> [EXERCISE DETAILS]
Copy every line of the data that contains the string "arrow".

> [Source data]
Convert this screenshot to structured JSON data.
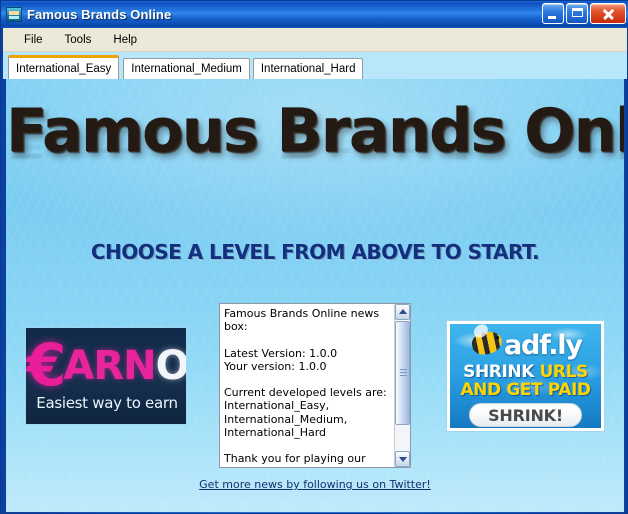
{
  "window": {
    "title": "Famous Brands Online",
    "icon": "app-icon",
    "controls": {
      "minimize": "minimize-button",
      "maximize": "maximize-button",
      "close": "close-button"
    }
  },
  "menu": {
    "items": [
      {
        "label": "File"
      },
      {
        "label": "Tools"
      },
      {
        "label": "Help"
      }
    ]
  },
  "tabs": {
    "items": [
      {
        "label": "International_Easy",
        "active": true
      },
      {
        "label": "International_Medium",
        "active": false
      },
      {
        "label": "International_Hard",
        "active": false
      }
    ],
    "active_accent_color": "#f0a202"
  },
  "hero": {
    "title": "Famous Brands Online",
    "subtitle": "CHOOSE A LEVEL FROM ABOVE TO START.",
    "title_color": "#241a14",
    "subtitle_color": "#12307e",
    "background_color": "#7ed0f3"
  },
  "ads": {
    "left": {
      "name": "EarnOn",
      "symbol": "€",
      "word_primary": "ARN",
      "word_secondary": "ON",
      "tagline": "Easiest way to earn",
      "primary_color": "#e8249c",
      "secondary_color": "#f2f6f8",
      "background_color": "#122a4a"
    },
    "right": {
      "name": "adf.ly",
      "logo_text": "adf.ly",
      "line1_white": "SHRINK ",
      "line1_yellow": "URLS",
      "line2": "AND GET PAID",
      "button_label": "SHRINK!",
      "accent_color": "#ffd400",
      "background_color": "#2da2e4"
    }
  },
  "newsbox": {
    "content": "Famous Brands Online news box:\n\nLatest Version: 1.0.0\nYour version: 1.0.0\n\nCurrent developed levels are:\nInternational_Easy,\nInternational_Medium,\nInternational_Hard\n\nThank you for playing our recently",
    "scrollbar": {
      "up": "scroll-up-arrow",
      "down": "scroll-down-arrow"
    }
  },
  "footer": {
    "twitter_link": "Get more news by following us on Twitter!"
  }
}
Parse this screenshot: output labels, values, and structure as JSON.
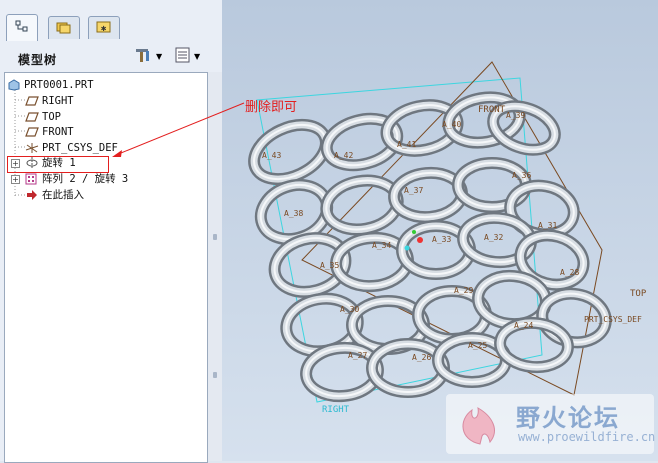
{
  "left_panel": {
    "tabs": [
      {
        "icon": "model-tree-icon"
      },
      {
        "icon": "folder-browser-icon"
      },
      {
        "icon": "favorites-icon"
      }
    ],
    "title": "模型树",
    "settings_icon": "tree-settings-icon",
    "show_icon": "tree-columns-icon"
  },
  "tree": {
    "items": [
      {
        "label": "PRT0001.PRT",
        "icon": "part-icon"
      },
      {
        "label": "RIGHT",
        "icon": "datum-plane-icon"
      },
      {
        "label": "TOP",
        "icon": "datum-plane-icon"
      },
      {
        "label": "FRONT",
        "icon": "datum-plane-icon"
      },
      {
        "label": "PRT_CSYS_DEF",
        "icon": "csys-icon"
      },
      {
        "label": "旋转 1",
        "icon": "revolve-icon"
      },
      {
        "label": "阵列 2 / 旋转 3",
        "icon": "pattern-icon"
      },
      {
        "label": "在此插入",
        "icon": "insert-here-icon"
      }
    ]
  },
  "annotation": {
    "text": "删除即可",
    "color": "#e31f1f"
  },
  "viewport": {
    "datum_labels": [
      "FRONT",
      "TOP",
      "RIGHT",
      "PRT_CSYS_DEF"
    ],
    "axis_labels": [
      "A_43",
      "A_42",
      "A_41",
      "A_40",
      "A_39",
      "A_38",
      "A_37",
      "A_36",
      "A_35",
      "A_34",
      "A_33",
      "A_32",
      "A_31",
      "A_30",
      "A_29",
      "A_28",
      "A_27",
      "A_26",
      "A_25",
      "A_24"
    ]
  },
  "watermark": {
    "name": "野火论坛",
    "url": "www.proewildfire.cn"
  }
}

> [RESPONSE]
      "up": "scroll-up-arrow",
      "down": "scroll-down-arrow"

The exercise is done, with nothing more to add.